• **Objective**: In the listing below, locate the lines bearing the word "莱恬简历大学". Copy every one of them.

### The data ###

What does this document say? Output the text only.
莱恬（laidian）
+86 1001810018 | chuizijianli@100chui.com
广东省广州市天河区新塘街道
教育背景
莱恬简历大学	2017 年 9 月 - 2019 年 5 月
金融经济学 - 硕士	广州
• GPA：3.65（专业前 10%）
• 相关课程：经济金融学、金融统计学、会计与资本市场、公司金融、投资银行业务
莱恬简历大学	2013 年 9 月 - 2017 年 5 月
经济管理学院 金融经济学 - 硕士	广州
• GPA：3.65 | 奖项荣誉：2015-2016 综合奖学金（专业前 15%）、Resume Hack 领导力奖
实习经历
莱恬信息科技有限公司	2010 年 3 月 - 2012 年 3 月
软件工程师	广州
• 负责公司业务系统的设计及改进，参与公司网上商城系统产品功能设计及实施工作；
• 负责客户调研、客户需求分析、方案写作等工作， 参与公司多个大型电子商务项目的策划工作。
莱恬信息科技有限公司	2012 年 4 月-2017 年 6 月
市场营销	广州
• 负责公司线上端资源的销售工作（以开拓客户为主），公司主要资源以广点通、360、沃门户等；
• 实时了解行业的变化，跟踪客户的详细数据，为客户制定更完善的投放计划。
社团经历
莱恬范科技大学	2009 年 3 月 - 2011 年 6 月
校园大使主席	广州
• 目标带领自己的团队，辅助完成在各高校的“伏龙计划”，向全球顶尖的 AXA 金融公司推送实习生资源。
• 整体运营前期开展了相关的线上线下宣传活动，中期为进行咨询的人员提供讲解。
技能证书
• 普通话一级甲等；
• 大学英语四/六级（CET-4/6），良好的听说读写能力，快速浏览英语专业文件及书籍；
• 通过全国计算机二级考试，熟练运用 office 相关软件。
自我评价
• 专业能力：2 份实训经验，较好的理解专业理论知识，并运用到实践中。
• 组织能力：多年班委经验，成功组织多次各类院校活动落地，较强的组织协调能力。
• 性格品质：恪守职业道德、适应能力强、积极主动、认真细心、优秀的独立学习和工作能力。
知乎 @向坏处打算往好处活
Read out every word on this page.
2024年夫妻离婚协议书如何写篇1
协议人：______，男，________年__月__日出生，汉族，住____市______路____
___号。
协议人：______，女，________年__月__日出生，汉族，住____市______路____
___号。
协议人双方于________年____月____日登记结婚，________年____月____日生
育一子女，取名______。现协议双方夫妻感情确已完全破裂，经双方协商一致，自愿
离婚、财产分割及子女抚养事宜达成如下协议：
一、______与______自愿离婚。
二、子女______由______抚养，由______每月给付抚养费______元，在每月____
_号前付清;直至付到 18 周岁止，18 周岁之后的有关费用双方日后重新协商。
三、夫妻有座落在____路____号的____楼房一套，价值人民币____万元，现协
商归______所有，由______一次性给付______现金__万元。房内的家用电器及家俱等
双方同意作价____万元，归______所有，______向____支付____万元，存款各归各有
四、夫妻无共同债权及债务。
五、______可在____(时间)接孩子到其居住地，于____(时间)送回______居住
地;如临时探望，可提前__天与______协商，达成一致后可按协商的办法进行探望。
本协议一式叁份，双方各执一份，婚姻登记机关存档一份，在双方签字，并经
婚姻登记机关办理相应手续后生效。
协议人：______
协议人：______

###

• **Result of this exercise**:
莱恬简历大学	2017 年 9 月 - 2019 年 5 月
莱恬简历大学	2013 年 9 月 - 2017 年 5 月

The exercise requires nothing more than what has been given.